DO THIS:
Return every line of the records below verbatim, with no pictures in the copy.

--- RECORD LIST ---

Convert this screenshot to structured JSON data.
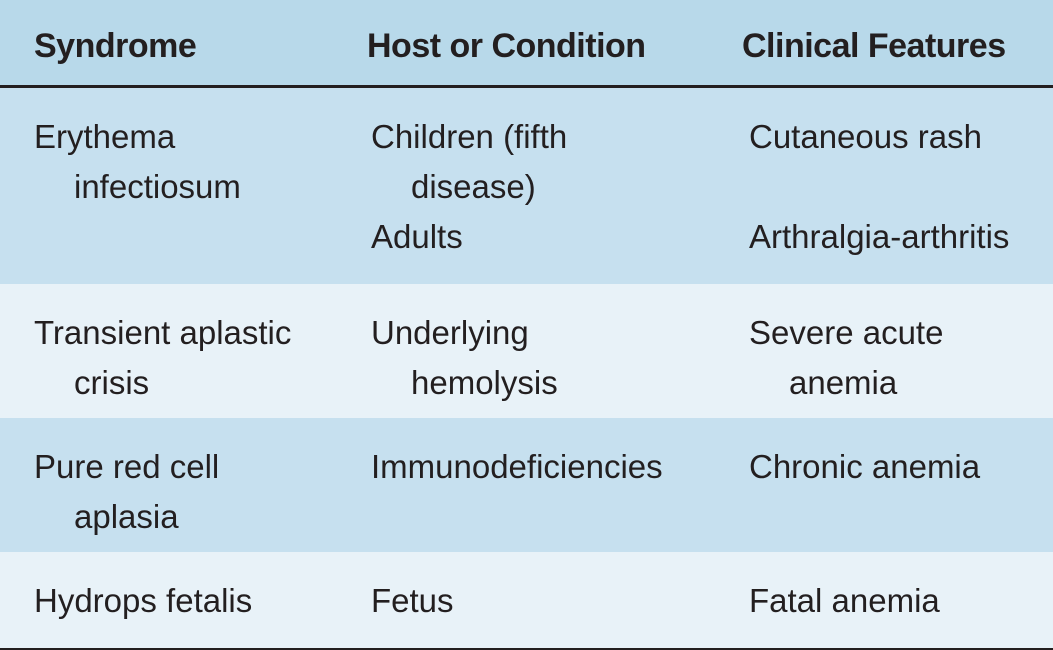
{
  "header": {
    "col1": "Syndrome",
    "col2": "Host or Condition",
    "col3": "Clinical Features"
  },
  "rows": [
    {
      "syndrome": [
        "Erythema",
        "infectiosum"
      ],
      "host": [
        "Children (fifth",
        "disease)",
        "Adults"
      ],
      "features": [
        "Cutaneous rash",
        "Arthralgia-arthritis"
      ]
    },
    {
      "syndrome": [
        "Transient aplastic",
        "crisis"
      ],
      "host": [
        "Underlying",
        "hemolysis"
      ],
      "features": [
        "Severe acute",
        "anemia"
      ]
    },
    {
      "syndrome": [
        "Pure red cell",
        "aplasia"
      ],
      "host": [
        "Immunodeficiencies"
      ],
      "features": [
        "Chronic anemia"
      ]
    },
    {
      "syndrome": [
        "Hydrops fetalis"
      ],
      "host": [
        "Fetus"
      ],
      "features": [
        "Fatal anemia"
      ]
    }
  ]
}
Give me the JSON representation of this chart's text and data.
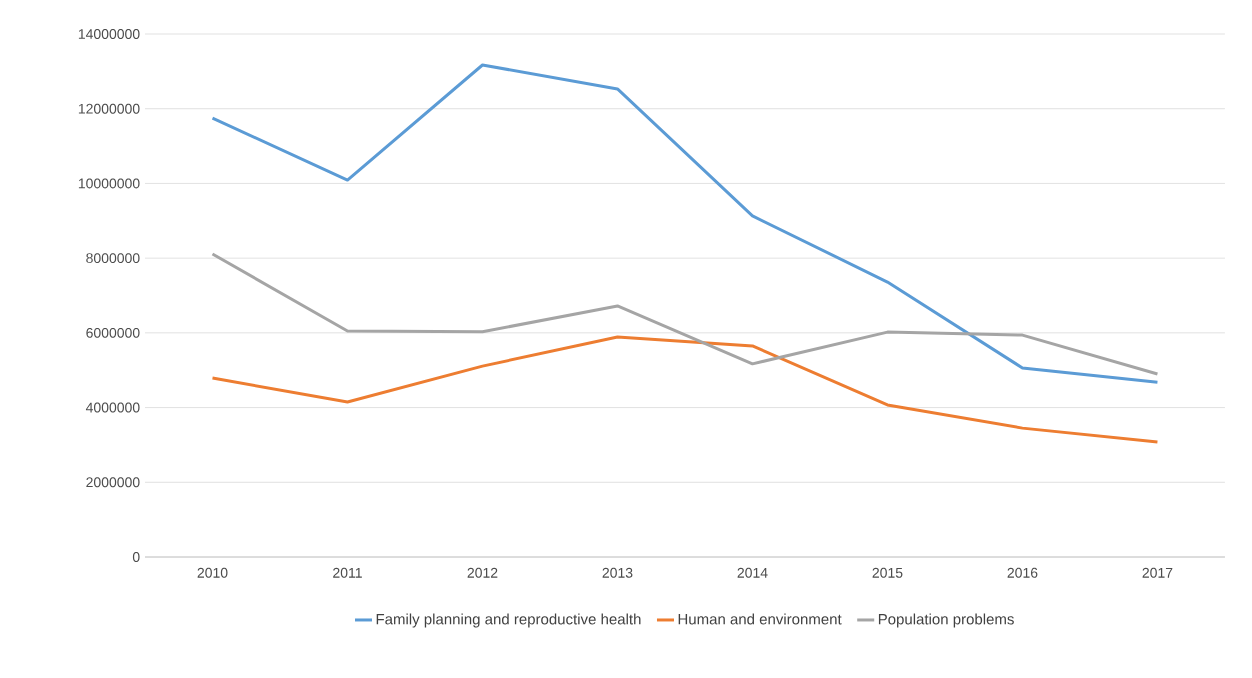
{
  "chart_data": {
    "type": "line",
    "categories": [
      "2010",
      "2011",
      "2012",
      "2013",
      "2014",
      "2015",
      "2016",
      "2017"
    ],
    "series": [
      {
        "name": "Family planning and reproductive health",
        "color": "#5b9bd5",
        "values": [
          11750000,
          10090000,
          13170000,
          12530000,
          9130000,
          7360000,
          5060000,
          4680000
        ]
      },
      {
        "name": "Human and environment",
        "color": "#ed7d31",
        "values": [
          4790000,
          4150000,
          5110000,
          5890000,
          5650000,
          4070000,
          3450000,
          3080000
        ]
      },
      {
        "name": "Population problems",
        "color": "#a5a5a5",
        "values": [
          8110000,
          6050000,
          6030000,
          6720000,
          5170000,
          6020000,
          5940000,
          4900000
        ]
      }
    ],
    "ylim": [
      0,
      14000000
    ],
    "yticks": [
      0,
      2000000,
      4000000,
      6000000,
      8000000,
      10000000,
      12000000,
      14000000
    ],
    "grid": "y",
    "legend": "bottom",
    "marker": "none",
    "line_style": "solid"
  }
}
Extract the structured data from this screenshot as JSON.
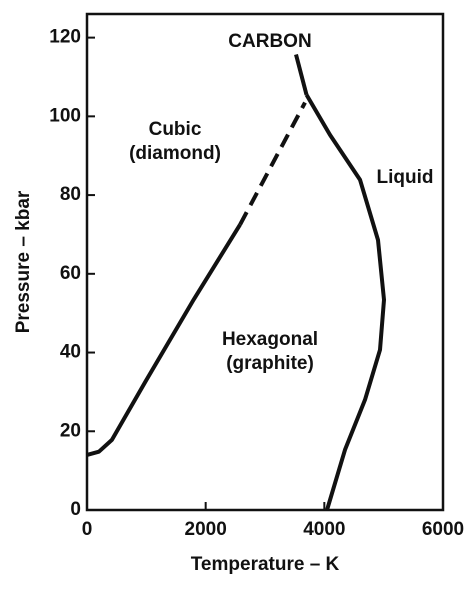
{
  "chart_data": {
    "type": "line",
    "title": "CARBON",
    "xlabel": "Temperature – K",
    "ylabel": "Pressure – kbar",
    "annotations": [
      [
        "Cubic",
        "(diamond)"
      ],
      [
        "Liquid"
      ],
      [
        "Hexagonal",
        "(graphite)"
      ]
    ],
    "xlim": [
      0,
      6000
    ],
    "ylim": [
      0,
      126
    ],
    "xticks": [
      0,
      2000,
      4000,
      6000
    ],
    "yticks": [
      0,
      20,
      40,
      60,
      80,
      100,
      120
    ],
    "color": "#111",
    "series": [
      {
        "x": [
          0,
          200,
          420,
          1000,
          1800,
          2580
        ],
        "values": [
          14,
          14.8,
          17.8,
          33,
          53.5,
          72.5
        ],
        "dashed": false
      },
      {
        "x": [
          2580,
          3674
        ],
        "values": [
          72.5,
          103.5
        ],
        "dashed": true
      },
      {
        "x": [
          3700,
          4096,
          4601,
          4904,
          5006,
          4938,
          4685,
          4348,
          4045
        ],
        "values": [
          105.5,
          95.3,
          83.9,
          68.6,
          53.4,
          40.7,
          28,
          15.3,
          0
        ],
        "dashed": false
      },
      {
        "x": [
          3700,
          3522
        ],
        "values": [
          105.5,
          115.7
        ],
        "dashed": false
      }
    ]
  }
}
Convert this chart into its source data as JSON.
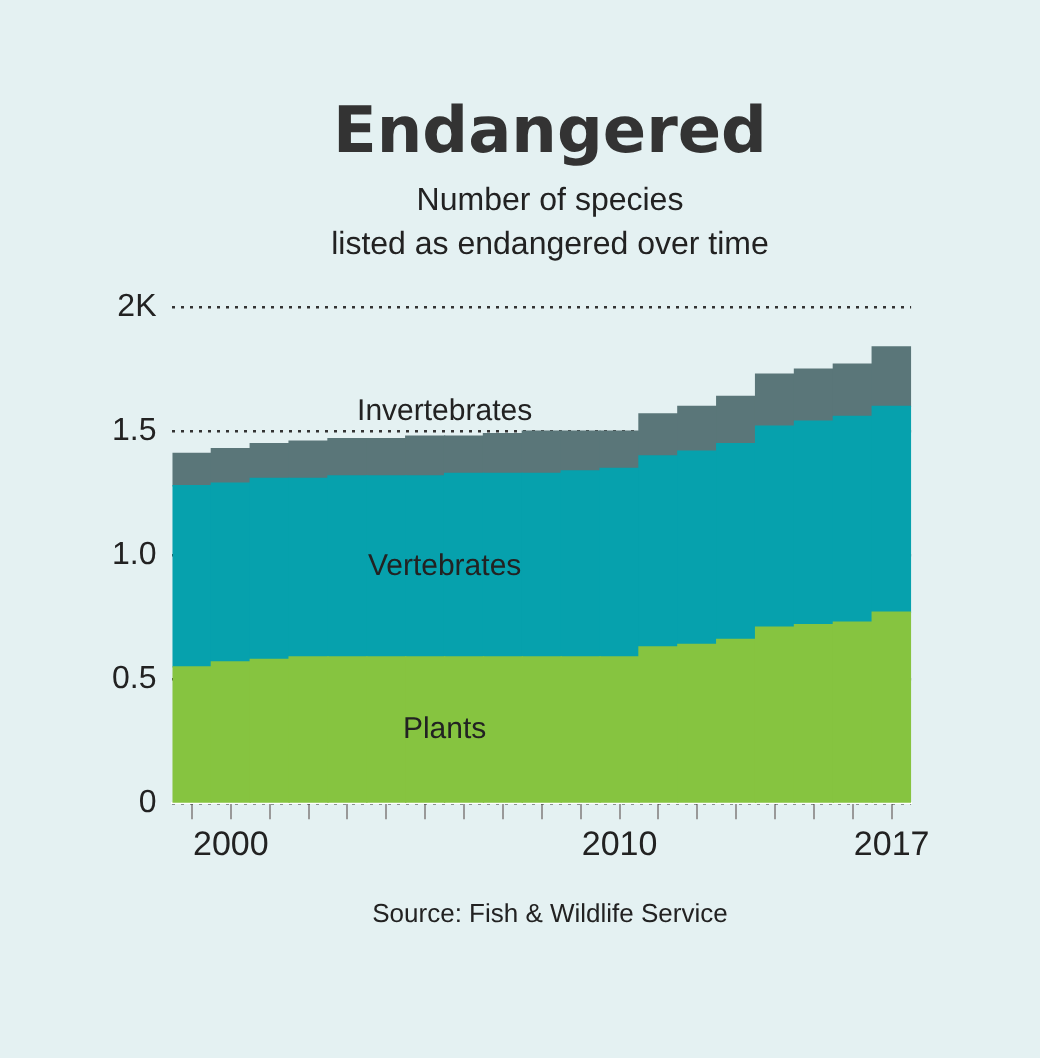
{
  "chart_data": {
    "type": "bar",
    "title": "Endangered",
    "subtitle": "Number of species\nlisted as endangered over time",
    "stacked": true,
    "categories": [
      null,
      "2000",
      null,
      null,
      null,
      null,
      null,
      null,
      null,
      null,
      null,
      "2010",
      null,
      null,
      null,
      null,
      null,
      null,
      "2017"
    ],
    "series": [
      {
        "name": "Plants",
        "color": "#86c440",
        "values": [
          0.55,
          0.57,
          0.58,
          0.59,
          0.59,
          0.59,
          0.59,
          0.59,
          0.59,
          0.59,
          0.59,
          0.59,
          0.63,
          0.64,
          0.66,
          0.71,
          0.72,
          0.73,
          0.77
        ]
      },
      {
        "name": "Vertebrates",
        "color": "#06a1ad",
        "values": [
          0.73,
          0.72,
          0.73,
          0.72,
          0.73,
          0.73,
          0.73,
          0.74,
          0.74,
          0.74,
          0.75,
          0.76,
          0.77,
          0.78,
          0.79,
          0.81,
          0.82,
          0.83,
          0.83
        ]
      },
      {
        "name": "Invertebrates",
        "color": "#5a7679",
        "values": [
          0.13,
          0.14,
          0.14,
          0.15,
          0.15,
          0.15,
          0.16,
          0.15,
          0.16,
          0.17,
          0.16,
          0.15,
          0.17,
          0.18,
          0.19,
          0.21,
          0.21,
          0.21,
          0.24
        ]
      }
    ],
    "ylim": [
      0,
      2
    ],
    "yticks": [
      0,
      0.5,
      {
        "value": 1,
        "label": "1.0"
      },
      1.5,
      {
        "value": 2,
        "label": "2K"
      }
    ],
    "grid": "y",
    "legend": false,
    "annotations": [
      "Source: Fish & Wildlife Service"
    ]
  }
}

---

RESULT OF THE EXERCISE:
Convert this screenshot to structured JSON data.
{
  "header": {
    "col1": "Syndrome",
    "col2": "Host or Condition",
    "col3": "Clinical Features"
  },
  "rows": [
    {
      "syndrome": [
        "Erythema",
        "infectiosum"
      ],
      "host": [
        "Children (fifth",
        "disease)",
        "Adults"
      ],
      "features": [
        "Cutaneous rash",
        "Arthralgia-arthritis"
      ]
    },
    {
      "syndrome": [
        "Transient aplastic",
        "crisis"
      ],
      "host": [
        "Underlying",
        "hemolysis"
      ],
      "features": [
        "Severe acute",
        "anemia"
      ]
    },
    {
      "syndrome": [
        "Pure red cell",
        "aplasia"
      ],
      "host": [
        "Immunodeficiencies"
      ],
      "features": [
        "Chronic anemia"
      ]
    },
    {
      "syndrome": [
        "Hydrops fetalis"
      ],
      "host": [
        "Fetus"
      ],
      "features": [
        "Fatal anemia"
      ]
    }
  ]
}
Give me the JSON representation of this chart's text and data.
{
  "chart_data": {
    "type": "line",
    "categories": [
      "2010",
      "2011",
      "2012",
      "2013",
      "2014",
      "2015",
      "2016",
      "2017"
    ],
    "series": [
      {
        "name": "Family planning and reproductive health",
        "color": "#5b9bd5",
        "values": [
          11750000,
          10090000,
          13170000,
          12530000,
          9130000,
          7360000,
          5060000,
          4680000
        ]
      },
      {
        "name": "Human and environment",
        "color": "#ed7d31",
        "values": [
          4790000,
          4150000,
          5110000,
          5890000,
          5650000,
          4070000,
          3450000,
          3080000
        ]
      },
      {
        "name": "Population problems",
        "color": "#a5a5a5",
        "values": [
          8110000,
          6050000,
          6030000,
          6720000,
          5170000,
          6020000,
          5940000,
          4900000
        ]
      }
    ],
    "ylim": [
      0,
      14000000
    ],
    "yticks": [
      0,
      2000000,
      4000000,
      6000000,
      8000000,
      10000000,
      12000000,
      14000000
    ],
    "grid": "y",
    "legend": "bottom",
    "marker": "none",
    "line_style": "solid"
  }
}
Extract the structured data from this screenshot as JSON.
{
  "chart_data": {
    "type": "line",
    "title": "CARBON",
    "xlabel": "Temperature – K",
    "ylabel": "Pressure – kbar",
    "annotations": [
      [
        "Cubic",
        "(diamond)"
      ],
      [
        "Liquid"
      ],
      [
        "Hexagonal",
        "(graphite)"
      ]
    ],
    "xlim": [
      0,
      6000
    ],
    "ylim": [
      0,
      126
    ],
    "xticks": [
      0,
      2000,
      4000,
      6000
    ],
    "yticks": [
      0,
      20,
      40,
      60,
      80,
      100,
      120
    ],
    "color": "#111",
    "series": [
      {
        "x": [
          0,
          200,
          420,
          1000,
          1800,
          2580
        ],
        "values": [
          14,
          14.8,
          17.8,
          33,
          53.5,
          72.5
        ],
        "dashed": false
      },
      {
        "x": [
          2580,
          3674
        ],
        "values": [
          72.5,
          103.5
        ],
        "dashed": true
      },
      {
        "x": [
          3700,
          4096,
          4601,
          4904,
          5006,
          4938,
          4685,
          4348,
          4045
        ],
        "values": [
          105.5,
          95.3,
          83.9,
          68.6,
          53.4,
          40.7,
          28,
          15.3,
          0
        ],
        "dashed": false
      },
      {
        "x": [
          3700,
          3522
        ],
        "values": [
          105.5,
          115.7
        ],
        "dashed": false
      }
    ]
  }
}
Convert this chart into its source data as JSON.
{
  "chart_data": {
    "type": "bar",
    "title": "Endangered",
    "subtitle": "Number of species\nlisted as endangered over time",
    "stacked": true,
    "categories": [
      null,
      "2000",
      null,
      null,
      null,
      null,
      null,
      null,
      null,
      null,
      null,
      "2010",
      null,
      null,
      null,
      null,
      null,
      null,
      "2017"
    ],
    "series": [
      {
        "name": "Plants",
        "color": "#86c440",
        "values": [
          0.55,
          0.57,
          0.58,
          0.59,
          0.59,
          0.59,
          0.59,
          0.59,
          0.59,
          0.59,
          0.59,
          0.59,
          0.63,
          0.64,
          0.66,
          0.71,
          0.72,
          0.73,
          0.77
        ]
      },
      {
        "name": "Vertebrates",
        "color": "#06a1ad",
        "values": [
          0.73,
          0.72,
          0.73,
          0.72,
          0.73,
          0.73,
          0.73,
          0.74,
          0.74,
          0.74,
          0.75,
          0.76,
          0.77,
          0.78,
          0.79,
          0.81,
          0.82,
          0.83,
          0.83
        ]
      },
      {
        "name": "Invertebrates",
        "color": "#5a7679",
        "values": [
          0.13,
          0.14,
          0.14,
          0.15,
          0.15,
          0.15,
          0.16,
          0.15,
          0.16,
          0.17,
          0.16,
          0.15,
          0.17,
          0.18,
          0.19,
          0.21,
          0.21,
          0.21,
          0.24
        ]
      }
    ],
    "ylim": [
      0,
      2
    ],
    "yticks": [
      0,
      0.5,
      {
        "value": 1,
        "label": "1.0"
      },
      1.5,
      {
        "value": 2,
        "label": "2K"
      }
    ],
    "grid": "y",
    "legend": false,
    "annotations": [
      "Source: Fish & Wildlife Service"
    ]
  }
}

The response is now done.